**Given exercise**
Select, from the material below, each line with "text" in it.
— Start Given records —
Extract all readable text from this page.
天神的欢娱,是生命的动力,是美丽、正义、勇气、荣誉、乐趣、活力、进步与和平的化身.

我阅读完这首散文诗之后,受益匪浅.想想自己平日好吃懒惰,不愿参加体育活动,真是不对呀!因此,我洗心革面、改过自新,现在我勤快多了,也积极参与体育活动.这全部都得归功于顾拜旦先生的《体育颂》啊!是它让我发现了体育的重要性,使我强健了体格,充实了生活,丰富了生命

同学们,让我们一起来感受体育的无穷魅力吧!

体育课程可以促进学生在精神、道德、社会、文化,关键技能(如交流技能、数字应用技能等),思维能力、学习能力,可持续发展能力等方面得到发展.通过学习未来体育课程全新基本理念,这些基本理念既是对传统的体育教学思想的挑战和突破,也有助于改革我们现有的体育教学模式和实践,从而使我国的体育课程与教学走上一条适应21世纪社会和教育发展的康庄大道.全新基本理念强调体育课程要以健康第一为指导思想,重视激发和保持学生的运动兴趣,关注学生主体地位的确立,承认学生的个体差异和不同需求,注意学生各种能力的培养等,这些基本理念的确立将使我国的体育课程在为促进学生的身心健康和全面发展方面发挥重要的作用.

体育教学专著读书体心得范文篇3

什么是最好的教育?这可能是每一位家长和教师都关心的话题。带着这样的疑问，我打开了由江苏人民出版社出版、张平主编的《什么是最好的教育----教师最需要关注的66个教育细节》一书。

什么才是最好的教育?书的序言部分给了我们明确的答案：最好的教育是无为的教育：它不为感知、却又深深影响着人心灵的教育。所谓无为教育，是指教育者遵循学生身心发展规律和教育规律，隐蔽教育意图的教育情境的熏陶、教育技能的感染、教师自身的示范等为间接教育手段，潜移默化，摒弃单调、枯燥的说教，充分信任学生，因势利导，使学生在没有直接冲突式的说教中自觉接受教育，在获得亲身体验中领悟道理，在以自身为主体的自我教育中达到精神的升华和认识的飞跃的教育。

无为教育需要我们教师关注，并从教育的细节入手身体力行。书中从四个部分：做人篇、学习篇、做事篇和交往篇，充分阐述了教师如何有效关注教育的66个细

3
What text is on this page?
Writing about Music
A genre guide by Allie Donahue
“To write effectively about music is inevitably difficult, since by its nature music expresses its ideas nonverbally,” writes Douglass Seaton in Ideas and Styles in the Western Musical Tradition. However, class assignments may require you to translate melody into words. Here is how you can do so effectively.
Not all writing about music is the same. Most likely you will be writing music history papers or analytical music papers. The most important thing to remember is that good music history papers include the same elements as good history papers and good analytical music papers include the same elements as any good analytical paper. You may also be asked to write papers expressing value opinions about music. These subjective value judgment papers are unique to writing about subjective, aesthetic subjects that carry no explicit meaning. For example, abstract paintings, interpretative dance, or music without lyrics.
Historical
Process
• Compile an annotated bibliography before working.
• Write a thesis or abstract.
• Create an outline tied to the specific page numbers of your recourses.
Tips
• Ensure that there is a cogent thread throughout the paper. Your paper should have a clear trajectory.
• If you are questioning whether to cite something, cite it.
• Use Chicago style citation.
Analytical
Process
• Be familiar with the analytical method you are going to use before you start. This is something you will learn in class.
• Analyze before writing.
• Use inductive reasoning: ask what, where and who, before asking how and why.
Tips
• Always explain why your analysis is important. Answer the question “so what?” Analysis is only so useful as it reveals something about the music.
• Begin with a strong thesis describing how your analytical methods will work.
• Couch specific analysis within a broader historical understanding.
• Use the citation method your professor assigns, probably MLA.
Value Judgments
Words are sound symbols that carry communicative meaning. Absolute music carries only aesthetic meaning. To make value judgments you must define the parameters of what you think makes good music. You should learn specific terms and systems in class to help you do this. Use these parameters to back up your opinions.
— End Given records —
**Result**
Extract all readable text from this page.
What text is on this page?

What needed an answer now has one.